----- GIVEN DATA

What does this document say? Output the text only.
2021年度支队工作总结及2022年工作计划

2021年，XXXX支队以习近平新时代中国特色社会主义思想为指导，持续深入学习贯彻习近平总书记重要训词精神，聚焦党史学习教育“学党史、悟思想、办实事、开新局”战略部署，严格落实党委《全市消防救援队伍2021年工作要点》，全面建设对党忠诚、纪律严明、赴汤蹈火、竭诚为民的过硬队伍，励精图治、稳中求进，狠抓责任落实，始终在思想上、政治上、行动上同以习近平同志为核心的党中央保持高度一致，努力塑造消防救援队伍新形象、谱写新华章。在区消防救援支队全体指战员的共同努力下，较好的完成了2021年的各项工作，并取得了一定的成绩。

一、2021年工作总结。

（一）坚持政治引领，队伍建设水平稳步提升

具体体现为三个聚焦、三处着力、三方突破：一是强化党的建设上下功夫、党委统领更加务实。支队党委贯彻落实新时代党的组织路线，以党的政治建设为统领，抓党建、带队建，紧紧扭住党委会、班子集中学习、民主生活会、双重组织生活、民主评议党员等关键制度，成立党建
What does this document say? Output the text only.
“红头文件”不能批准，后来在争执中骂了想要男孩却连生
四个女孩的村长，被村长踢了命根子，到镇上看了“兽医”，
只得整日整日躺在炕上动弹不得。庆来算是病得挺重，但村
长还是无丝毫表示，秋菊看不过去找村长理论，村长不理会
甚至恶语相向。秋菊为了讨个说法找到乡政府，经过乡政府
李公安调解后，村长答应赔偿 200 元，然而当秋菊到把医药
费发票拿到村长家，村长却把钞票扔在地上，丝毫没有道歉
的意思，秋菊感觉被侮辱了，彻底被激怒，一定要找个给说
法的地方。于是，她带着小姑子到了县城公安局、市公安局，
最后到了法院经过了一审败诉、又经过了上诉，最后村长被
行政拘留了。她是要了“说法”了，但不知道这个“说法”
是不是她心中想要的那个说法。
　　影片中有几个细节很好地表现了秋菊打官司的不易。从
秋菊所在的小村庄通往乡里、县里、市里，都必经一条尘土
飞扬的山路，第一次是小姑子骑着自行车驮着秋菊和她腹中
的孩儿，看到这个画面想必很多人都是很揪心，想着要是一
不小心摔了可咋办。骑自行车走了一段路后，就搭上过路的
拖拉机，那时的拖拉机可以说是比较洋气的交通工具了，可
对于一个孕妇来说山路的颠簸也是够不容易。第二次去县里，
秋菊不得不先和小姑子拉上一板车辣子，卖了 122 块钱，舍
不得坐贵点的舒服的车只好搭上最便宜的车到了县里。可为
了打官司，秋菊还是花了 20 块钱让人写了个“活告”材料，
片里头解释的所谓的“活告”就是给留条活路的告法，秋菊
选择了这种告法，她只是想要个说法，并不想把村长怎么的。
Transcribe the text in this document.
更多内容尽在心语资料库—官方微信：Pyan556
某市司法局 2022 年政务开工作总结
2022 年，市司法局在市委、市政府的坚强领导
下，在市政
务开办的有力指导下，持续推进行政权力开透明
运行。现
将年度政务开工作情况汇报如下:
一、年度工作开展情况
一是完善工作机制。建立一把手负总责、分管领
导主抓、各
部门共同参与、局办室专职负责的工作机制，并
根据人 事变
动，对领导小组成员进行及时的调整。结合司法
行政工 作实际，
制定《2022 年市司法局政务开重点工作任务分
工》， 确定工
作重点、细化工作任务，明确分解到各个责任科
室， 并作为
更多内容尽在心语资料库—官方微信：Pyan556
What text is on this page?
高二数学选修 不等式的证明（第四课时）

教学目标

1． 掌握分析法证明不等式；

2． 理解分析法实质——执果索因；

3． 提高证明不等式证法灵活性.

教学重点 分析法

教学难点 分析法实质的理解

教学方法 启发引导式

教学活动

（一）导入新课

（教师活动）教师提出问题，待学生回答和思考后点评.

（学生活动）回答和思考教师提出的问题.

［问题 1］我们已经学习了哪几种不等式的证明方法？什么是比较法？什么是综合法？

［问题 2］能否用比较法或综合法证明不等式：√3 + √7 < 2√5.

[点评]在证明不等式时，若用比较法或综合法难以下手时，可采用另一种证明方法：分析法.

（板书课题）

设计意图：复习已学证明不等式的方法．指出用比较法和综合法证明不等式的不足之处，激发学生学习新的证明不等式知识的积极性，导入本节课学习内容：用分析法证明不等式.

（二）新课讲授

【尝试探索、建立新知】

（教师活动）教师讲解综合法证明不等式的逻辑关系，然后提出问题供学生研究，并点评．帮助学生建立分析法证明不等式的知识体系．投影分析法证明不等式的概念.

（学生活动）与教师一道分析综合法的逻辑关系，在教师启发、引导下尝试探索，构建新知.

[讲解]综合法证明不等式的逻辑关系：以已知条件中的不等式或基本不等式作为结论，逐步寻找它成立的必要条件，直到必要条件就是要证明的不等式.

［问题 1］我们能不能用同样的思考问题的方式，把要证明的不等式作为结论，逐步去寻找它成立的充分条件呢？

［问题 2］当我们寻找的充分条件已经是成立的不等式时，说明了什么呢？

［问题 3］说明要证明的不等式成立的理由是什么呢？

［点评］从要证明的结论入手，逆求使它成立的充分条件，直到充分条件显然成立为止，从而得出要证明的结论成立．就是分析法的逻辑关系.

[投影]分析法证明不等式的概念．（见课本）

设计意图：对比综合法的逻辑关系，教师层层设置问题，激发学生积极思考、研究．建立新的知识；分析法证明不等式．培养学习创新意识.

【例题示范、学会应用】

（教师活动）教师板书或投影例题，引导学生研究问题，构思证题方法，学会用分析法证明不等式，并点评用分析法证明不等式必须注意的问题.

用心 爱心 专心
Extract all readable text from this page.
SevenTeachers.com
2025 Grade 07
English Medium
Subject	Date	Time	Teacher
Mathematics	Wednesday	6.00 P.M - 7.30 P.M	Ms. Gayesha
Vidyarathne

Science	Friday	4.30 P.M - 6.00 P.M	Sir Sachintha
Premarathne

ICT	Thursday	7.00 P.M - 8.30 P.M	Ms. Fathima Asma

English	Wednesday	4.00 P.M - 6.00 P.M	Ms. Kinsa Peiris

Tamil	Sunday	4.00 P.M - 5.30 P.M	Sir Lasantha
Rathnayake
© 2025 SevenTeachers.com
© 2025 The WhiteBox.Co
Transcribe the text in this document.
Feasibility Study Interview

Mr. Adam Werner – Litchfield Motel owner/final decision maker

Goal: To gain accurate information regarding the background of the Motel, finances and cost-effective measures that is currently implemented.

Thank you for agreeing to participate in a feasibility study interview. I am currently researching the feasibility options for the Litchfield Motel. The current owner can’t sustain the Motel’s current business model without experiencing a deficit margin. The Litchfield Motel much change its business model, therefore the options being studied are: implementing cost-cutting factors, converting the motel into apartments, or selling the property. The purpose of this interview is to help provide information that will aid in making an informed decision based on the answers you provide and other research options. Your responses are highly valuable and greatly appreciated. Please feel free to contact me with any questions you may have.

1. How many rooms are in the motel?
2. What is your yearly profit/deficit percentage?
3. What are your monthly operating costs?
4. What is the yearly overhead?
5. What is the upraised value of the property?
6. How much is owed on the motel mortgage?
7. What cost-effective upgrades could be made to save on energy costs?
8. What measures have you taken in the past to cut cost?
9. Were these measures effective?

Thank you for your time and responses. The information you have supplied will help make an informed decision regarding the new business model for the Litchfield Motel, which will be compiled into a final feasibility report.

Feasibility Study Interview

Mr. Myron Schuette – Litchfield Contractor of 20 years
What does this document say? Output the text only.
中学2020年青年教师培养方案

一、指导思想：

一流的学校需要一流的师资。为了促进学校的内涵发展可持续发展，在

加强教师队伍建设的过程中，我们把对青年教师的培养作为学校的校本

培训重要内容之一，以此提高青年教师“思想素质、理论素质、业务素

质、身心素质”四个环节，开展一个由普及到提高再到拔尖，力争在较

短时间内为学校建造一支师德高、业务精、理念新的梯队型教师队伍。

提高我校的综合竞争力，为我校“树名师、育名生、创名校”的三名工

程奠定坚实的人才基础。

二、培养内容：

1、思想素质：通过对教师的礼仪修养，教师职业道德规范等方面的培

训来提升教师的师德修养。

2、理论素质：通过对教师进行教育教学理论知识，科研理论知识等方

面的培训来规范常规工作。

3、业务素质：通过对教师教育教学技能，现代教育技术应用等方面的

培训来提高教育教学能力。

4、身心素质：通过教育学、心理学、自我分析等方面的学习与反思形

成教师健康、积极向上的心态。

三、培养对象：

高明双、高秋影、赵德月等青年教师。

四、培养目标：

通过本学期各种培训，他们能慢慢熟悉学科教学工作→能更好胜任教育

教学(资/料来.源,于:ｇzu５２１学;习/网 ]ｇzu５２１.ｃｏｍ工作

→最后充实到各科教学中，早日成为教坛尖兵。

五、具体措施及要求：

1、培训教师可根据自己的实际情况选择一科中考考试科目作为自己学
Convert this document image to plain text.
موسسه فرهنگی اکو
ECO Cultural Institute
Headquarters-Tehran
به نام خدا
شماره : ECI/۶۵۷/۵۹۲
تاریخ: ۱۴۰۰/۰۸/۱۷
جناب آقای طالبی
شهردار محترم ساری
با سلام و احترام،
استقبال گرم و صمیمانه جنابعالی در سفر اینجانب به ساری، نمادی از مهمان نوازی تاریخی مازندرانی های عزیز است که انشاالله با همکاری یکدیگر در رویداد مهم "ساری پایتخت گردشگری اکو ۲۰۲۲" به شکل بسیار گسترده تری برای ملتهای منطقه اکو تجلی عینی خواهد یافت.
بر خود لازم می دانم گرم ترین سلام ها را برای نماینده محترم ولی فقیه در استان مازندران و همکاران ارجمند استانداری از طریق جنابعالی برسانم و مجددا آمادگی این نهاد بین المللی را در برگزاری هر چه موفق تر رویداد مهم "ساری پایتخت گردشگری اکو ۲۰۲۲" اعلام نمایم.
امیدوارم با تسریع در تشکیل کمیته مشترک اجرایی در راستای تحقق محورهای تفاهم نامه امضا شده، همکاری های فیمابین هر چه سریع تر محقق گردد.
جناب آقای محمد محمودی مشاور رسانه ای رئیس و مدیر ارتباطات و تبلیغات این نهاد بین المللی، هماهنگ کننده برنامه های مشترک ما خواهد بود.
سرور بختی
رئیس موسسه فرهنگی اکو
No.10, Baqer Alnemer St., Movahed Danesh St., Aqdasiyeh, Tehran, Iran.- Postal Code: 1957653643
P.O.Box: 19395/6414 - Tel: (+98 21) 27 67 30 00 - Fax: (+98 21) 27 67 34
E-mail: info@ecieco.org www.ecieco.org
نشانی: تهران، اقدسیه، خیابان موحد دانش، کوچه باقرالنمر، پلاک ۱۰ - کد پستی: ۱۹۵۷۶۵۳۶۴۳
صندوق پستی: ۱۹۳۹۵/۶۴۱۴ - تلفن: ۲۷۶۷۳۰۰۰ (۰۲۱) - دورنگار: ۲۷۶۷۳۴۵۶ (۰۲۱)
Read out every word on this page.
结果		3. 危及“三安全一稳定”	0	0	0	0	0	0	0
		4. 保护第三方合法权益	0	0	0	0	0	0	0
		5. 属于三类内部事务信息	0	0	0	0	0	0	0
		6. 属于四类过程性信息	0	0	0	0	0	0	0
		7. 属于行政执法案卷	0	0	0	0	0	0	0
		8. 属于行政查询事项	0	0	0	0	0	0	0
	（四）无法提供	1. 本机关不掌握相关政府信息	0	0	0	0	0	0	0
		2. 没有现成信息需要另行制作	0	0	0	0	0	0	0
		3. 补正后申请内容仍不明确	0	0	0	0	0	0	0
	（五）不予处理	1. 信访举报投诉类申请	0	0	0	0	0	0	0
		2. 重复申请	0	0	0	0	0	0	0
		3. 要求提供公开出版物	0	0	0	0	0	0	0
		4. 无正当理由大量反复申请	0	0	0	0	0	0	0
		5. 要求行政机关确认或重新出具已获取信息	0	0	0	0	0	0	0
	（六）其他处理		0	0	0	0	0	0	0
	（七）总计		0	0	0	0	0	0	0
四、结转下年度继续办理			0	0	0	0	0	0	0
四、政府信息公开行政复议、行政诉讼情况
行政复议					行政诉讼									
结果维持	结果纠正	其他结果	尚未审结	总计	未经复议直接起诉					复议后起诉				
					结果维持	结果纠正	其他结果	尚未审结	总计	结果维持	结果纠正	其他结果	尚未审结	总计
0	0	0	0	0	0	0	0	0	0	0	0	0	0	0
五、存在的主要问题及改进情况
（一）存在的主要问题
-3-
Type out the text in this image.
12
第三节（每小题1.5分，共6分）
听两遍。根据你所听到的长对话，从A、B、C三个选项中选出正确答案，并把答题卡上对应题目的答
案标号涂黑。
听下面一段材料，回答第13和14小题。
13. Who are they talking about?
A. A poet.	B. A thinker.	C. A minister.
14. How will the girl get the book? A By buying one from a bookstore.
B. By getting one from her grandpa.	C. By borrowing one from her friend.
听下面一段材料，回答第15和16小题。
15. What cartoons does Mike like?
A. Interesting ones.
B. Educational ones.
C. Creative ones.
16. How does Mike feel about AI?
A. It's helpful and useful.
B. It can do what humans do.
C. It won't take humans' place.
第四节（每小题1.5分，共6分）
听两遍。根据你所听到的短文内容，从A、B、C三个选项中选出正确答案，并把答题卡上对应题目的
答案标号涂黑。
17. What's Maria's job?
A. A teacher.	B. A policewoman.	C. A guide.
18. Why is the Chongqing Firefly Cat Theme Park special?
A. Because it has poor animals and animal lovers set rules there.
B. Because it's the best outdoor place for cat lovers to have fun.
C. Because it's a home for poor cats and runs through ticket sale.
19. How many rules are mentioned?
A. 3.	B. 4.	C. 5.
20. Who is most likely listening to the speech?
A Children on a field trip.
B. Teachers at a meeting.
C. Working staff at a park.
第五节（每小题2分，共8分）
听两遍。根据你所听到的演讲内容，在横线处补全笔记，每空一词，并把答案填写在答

----------

» TASK TO CARRY OUT:
Give back exactly the lines from the line holding "Type out the text in this image." through the last line of the listing, including both.

» SOLUTION TO THIS EXERCISE:
Type out the text in this image.
12
第三节（每小题1.5分，共6分）
听两遍。根据你所听到的长对话，从A、B、C三个选项中选出正确答案，并把答题卡上对应题目的答
案标号涂黑。
听下面一段材料，回答第13和14小题。
13. Who are they talking about?
A. A poet.	B. A thinker.	C. A minister.
14. How will the girl get the book? A By buying one from a bookstore.
B. By getting one from her grandpa.	C. By borrowing one from her friend.
听下面一段材料，回答第15和16小题。
15. What cartoons does Mike like?
A. Interesting ones.
B. Educational ones.
C. Creative ones.
16. How does Mike feel about AI?
A. It's helpful and useful.
B. It can do what humans do.
C. It won't take humans' place.
第四节（每小题1.5分，共6分）
听两遍。根据你所听到的短文内容，从A、B、C三个选项中选出正确答案，并把答题卡上对应题目的
答案标号涂黑。
17. What's Maria's job?
A. A teacher.	B. A policewoman.	C. A guide.
18. Why is the Chongqing Firefly Cat Theme Park special?
A. Because it has poor animals and animal lovers set rules there.
B. Because it's the best outdoor place for cat lovers to have fun.
C. Because it's a home for poor cats and runs through ticket sale.
19. How many rules are mentioned?
A. 3.	B. 4.	C. 5.
20. Who is most likely listening to the speech?
A Children on a field trip.
B. Teachers at a meeting.
C. Working staff at a park.
第五节（每小题2分，共8分）
听两遍。根据你所听到的演讲内容，在横线处补全笔记，每空一词，并把答案填写在答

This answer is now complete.